EXERCISE TASK — Output exactly the lines that run from the line with "What's the underlying" to the end of the material, both ends included, and no other lines.

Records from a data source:
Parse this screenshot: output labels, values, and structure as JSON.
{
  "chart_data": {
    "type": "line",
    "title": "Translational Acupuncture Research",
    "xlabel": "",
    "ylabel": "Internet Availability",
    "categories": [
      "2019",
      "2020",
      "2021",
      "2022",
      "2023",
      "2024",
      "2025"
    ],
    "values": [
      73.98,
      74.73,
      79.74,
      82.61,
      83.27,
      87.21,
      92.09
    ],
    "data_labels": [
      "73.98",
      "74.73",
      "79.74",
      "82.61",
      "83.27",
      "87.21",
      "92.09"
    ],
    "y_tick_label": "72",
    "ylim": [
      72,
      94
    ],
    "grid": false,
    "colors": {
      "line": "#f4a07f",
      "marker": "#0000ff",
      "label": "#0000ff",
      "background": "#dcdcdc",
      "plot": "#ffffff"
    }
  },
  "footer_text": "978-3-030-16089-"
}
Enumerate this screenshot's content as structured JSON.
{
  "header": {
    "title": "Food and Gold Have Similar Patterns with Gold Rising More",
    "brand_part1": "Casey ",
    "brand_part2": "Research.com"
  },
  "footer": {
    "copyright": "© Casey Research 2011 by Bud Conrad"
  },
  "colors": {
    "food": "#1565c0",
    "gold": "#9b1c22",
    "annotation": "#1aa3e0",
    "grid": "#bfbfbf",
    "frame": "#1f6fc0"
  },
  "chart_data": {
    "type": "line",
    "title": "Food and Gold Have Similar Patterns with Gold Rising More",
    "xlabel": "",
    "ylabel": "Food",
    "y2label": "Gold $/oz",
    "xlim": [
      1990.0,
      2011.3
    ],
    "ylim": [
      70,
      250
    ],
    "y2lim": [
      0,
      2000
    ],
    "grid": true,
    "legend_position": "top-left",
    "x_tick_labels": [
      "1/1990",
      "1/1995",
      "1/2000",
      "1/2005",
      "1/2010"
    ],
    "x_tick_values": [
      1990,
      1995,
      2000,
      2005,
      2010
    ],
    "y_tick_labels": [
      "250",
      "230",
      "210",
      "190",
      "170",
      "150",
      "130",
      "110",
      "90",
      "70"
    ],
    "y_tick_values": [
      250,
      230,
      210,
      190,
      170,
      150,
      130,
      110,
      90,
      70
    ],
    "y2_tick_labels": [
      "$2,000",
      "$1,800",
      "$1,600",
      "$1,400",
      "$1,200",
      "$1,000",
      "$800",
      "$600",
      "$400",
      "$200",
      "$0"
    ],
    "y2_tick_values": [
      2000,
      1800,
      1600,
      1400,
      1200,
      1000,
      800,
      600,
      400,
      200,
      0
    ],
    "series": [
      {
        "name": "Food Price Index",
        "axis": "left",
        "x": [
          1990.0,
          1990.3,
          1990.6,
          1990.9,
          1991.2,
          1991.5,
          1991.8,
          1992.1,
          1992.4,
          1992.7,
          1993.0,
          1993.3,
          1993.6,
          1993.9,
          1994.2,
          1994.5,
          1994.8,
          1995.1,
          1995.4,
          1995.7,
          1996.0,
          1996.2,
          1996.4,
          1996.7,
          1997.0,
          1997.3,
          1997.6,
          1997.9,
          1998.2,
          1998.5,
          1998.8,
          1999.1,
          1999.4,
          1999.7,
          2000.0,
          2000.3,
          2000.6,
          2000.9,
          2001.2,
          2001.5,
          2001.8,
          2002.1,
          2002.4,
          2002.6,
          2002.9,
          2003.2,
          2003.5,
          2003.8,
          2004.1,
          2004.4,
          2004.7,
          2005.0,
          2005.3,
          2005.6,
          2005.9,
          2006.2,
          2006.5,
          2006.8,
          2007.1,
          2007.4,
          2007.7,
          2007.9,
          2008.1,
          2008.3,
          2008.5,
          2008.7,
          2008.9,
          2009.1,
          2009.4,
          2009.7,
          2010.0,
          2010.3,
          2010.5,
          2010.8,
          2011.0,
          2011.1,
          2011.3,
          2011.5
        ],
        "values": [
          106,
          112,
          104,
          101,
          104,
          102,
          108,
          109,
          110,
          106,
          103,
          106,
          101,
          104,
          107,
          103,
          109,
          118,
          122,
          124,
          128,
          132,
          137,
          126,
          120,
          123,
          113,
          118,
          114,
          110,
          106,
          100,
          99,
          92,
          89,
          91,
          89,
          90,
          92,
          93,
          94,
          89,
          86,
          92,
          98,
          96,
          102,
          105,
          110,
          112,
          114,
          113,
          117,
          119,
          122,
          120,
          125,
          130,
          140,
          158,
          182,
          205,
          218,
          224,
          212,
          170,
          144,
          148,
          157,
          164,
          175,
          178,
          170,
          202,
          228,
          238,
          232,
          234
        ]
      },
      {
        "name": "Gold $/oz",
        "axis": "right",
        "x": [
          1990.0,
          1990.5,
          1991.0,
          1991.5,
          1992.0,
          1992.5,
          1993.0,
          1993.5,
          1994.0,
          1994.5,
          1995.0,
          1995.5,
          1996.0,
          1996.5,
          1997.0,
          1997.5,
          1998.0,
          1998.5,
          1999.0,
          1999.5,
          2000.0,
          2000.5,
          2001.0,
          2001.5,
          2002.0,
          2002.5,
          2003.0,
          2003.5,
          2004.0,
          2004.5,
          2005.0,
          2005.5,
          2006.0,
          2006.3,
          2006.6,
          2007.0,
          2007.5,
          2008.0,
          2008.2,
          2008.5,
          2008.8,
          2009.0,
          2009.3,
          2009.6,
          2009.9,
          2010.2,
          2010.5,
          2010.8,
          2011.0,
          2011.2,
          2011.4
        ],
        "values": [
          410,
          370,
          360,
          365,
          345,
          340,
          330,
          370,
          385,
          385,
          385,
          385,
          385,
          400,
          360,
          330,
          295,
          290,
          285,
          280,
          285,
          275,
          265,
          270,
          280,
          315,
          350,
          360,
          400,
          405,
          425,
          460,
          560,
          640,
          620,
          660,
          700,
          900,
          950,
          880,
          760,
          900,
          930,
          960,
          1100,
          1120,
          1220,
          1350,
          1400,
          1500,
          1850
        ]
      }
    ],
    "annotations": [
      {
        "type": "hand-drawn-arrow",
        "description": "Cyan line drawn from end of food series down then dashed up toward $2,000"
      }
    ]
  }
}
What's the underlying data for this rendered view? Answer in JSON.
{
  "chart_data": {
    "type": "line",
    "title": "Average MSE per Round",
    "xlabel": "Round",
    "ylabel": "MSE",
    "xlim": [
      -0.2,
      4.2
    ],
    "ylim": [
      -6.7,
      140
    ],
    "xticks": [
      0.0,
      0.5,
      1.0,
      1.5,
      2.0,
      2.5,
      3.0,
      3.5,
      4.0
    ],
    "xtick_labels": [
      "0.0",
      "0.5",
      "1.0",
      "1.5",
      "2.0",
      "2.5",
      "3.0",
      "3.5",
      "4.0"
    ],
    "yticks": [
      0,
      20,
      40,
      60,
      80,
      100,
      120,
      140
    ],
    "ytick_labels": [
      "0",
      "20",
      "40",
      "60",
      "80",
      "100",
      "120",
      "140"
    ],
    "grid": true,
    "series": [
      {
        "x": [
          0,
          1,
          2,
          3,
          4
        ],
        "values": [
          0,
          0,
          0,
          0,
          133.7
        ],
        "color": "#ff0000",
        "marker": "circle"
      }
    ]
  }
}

RESULT OF THE TASK —
What's the underlying data for this rendered view? Answer in JSON.
{
  "chart_data": {
    "type": "line",
    "title": "Average MSE per Round",
    "xlabel": "Round",
    "ylabel": "MSE",
    "xlim": [
      -0.2,
      4.2
    ],
    "ylim": [
      -6.7,
      140
    ],
    "xticks": [
      0.0,
      0.5,
      1.0,
      1.5,
      2.0,
      2.5,
      3.0,
      3.5,
      4.0
    ],
    "xtick_labels": [
      "0.0",
      "0.5",
      "1.0",
      "1.5",
      "2.0",
      "2.5",
      "3.0",
      "3.5",
      "4.0"
    ],
    "yticks": [
      0,
      20,
      40,
      60,
      80,
      100,
      120,
      140
    ],
    "ytick_labels": [
      "0",
      "20",
      "40",
      "60",
      "80",
      "100",
      "120",
      "140"
    ],
    "grid": true,
    "series": [
      {
        "x": [
          0,
          1,
          2,
          3,
          4
        ],
        "values": [
          0,
          0,
          0,
          0,
          133.7
        ],
        "color": "#ff0000",
        "marker": "circle"
      }
    ]
  }
}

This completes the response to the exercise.